With the pictures left out, copy the listing below exactly.

◇ ◇ ◇ ◇ ◇

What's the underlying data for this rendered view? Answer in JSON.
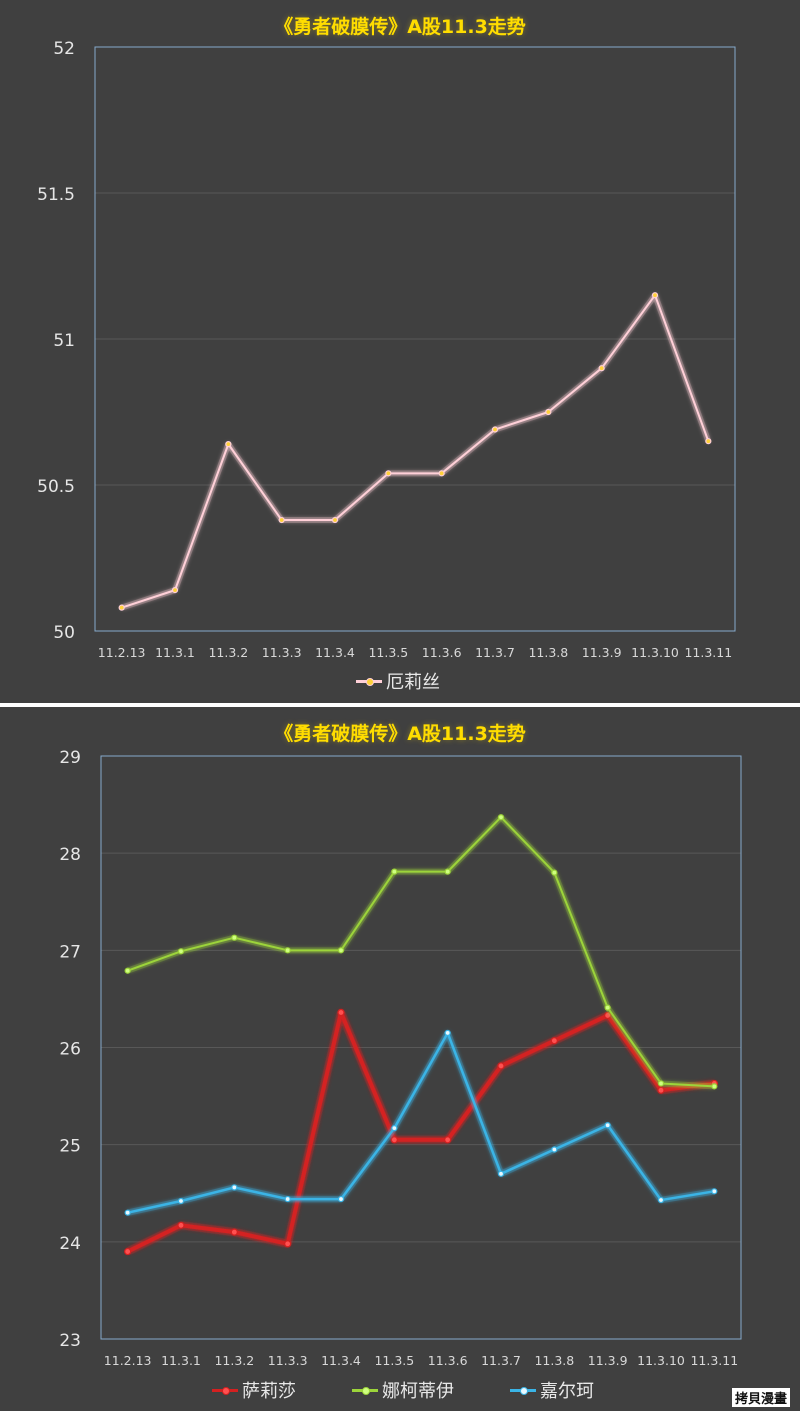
{
  "watermark": "拷貝漫畫",
  "chart_data": [
    {
      "type": "line",
      "title": "《勇者破膜传》A股11.3走势",
      "categories": [
        "11.2.13",
        "11.3.1",
        "11.3.2",
        "11.3.3",
        "11.3.4",
        "11.3.5",
        "11.3.6",
        "11.3.7",
        "11.3.8",
        "11.3.9",
        "11.3.10",
        "11.3.11"
      ],
      "ylim": [
        50,
        52
      ],
      "yticks": [
        "50",
        "50.5",
        "51",
        "51.5",
        "52"
      ],
      "grid": true,
      "legend_position": "bottom",
      "series": [
        {
          "name": "厄莉丝",
          "color": "#ffd0d8",
          "values": [
            50.08,
            50.14,
            50.64,
            50.38,
            50.38,
            50.54,
            50.54,
            50.69,
            50.75,
            50.9,
            51.15,
            50.65
          ]
        }
      ]
    },
    {
      "type": "line",
      "title": "《勇者破膜传》A股11.3走势",
      "categories": [
        "11.2.13",
        "11.3.1",
        "11.3.2",
        "11.3.3",
        "11.3.4",
        "11.3.5",
        "11.3.6",
        "11.3.7",
        "11.3.8",
        "11.3.9",
        "11.3.10",
        "11.3.11"
      ],
      "ylim": [
        23,
        29
      ],
      "yticks": [
        "23",
        "24",
        "25",
        "26",
        "27",
        "28",
        "29"
      ],
      "grid": true,
      "legend_position": "bottom",
      "series": [
        {
          "name": "萨莉莎",
          "color": "#d42020",
          "values": [
            23.9,
            24.17,
            24.1,
            23.98,
            26.36,
            25.05,
            25.05,
            25.81,
            26.07,
            26.33,
            25.56,
            25.63
          ]
        },
        {
          "name": "娜柯蒂伊",
          "color": "#9cd43a",
          "values": [
            26.79,
            26.99,
            27.13,
            27.0,
            27.0,
            27.81,
            27.81,
            28.37,
            27.8,
            26.41,
            25.63,
            25.6
          ]
        },
        {
          "name": "嘉尔珂",
          "color": "#3ab4e6",
          "values": [
            24.3,
            24.42,
            24.56,
            24.44,
            24.44,
            25.17,
            26.15,
            24.7,
            24.95,
            25.2,
            24.43,
            24.52
          ]
        }
      ]
    }
  ]
}
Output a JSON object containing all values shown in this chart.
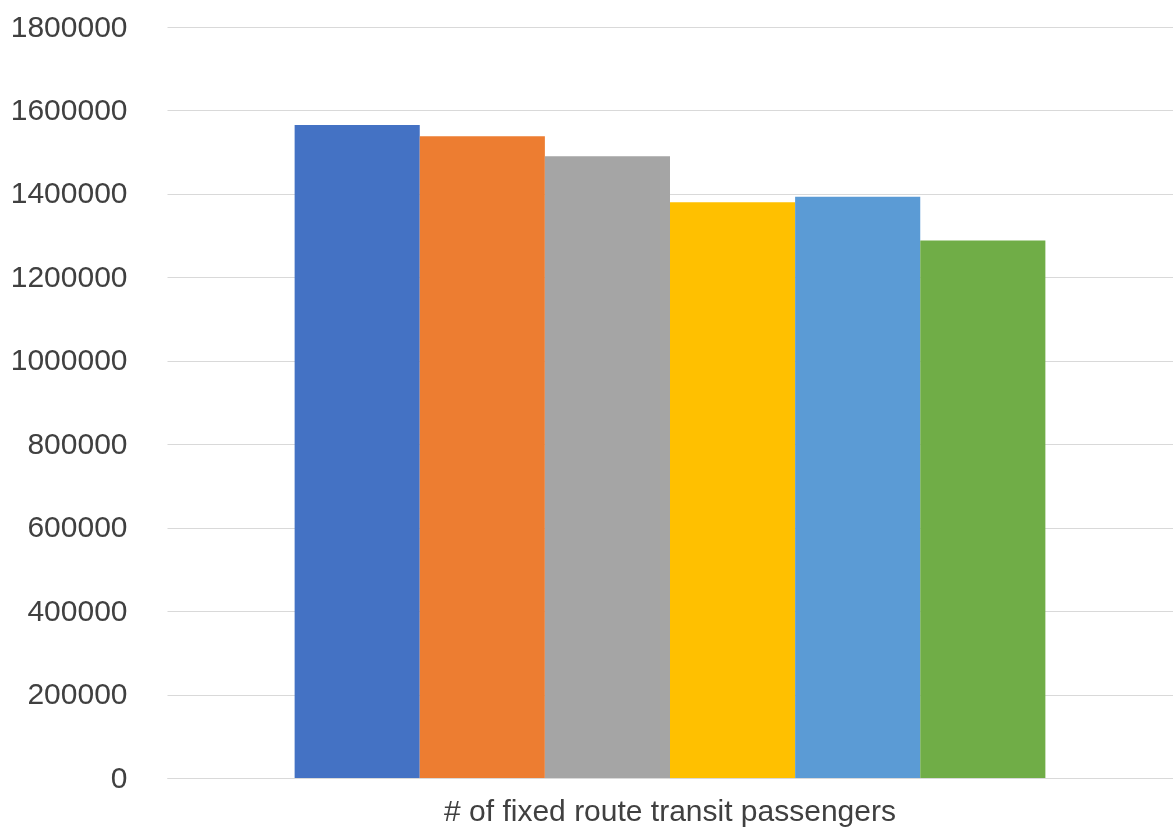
{
  "chart_data": {
    "type": "bar",
    "categories": [
      "# of fixed route transit passengers"
    ],
    "series": [
      {
        "color": "#4472c4",
        "values": [
          1565000
        ]
      },
      {
        "color": "#ed7d31",
        "values": [
          1538000
        ]
      },
      {
        "color": "#a5a5a5",
        "values": [
          1490000
        ]
      },
      {
        "color": "#ffc000",
        "values": [
          1380000
        ]
      },
      {
        "color": "#5b9bd5",
        "values": [
          1393000
        ]
      },
      {
        "color": "#70ad47",
        "values": [
          1288000
        ]
      }
    ],
    "ylim": [
      0,
      1800000
    ],
    "yticks": [
      0,
      200000,
      400000,
      600000,
      800000,
      1000000,
      1200000,
      1400000,
      1600000,
      1800000
    ],
    "grid": "y",
    "legend": false
  }
}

◇ ◇ ◇ ◇ ◇

#### [SOLUTION]
What's the underlying data for this rendered view? Answer in JSON.
{
  "watermark": "拷貝漫畫",
  "chart_data": [
    {
      "type": "line",
      "title": "《勇者破膜传》A股11.3走势",
      "categories": [
        "11.2.13",
        "11.3.1",
        "11.3.2",
        "11.3.3",
        "11.3.4",
        "11.3.5",
        "11.3.6",
        "11.3.7",
        "11.3.8",
        "11.3.9",
        "11.3.10",
        "11.3.11"
      ],
      "ylim": [
        50,
        52
      ],
      "yticks": [
        "50",
        "50.5",
        "51",
        "51.5",
        "52"
      ],
      "grid": true,
      "legend_position": "bottom",
      "series": [
        {
          "name": "厄莉丝",
          "color": "#ffd0d8",
          "values": [
            50.08,
            50.14,
            50.64,
            50.38,
            50.38,
            50.54,
            50.54,
            50.69,
            50.75,
            50.9,
            51.15,
            50.65
          ]
        }
      ]
    },
    {
      "type": "line",
      "title": "《勇者破膜传》A股11.3走势",
      "categories": [
        "11.2.13",
        "11.3.1",
        "11.3.2",
        "11.3.3",
        "11.3.4",
        "11.3.5",
        "11.3.6",
        "11.3.7",
        "11.3.8",
        "11.3.9",
        "11.3.10",
        "11.3.11"
      ],
      "ylim": [
        23,
        29
      ],
      "yticks": [
        "23",
        "24",
        "25",
        "26",
        "27",
        "28",
        "29"
      ],
      "grid": true,
      "legend_position": "bottom",
      "series": [
        {
          "name": "萨莉莎",
          "color": "#d42020",
          "values": [
            23.9,
            24.17,
            24.1,
            23.98,
            26.36,
            25.05,
            25.05,
            25.81,
            26.07,
            26.33,
            25.56,
            25.63
          ]
        },
        {
          "name": "娜柯蒂伊",
          "color": "#9cd43a",
          "values": [
            26.79,
            26.99,
            27.13,
            27.0,
            27.0,
            27.81,
            27.81,
            28.37,
            27.8,
            26.41,
            25.63,
            25.6
          ]
        },
        {
          "name": "嘉尔珂",
          "color": "#3ab4e6",
          "values": [
            24.3,
            24.42,
            24.56,
            24.44,
            24.44,
            25.17,
            26.15,
            24.7,
            24.95,
            25.2,
            24.43,
            24.52
          ]
        }
      ]
    }
  ]
}
Output a JSON object containing all values shown in this chart.
{
  "chart_data": {
    "type": "bar",
    "categories": [
      "# of fixed route transit passengers"
    ],
    "series": [
      {
        "color": "#4472c4",
        "values": [
          1565000
        ]
      },
      {
        "color": "#ed7d31",
        "values": [
          1538000
        ]
      },
      {
        "color": "#a5a5a5",
        "values": [
          1490000
        ]
      },
      {
        "color": "#ffc000",
        "values": [
          1380000
        ]
      },
      {
        "color": "#5b9bd5",
        "values": [
          1393000
        ]
      },
      {
        "color": "#70ad47",
        "values": [
          1288000
        ]
      }
    ],
    "ylim": [
      0,
      1800000
    ],
    "yticks": [
      0,
      200000,
      400000,
      600000,
      800000,
      1000000,
      1200000,
      1400000,
      1600000,
      1800000
    ],
    "grid": "y",
    "legend": false
  }
}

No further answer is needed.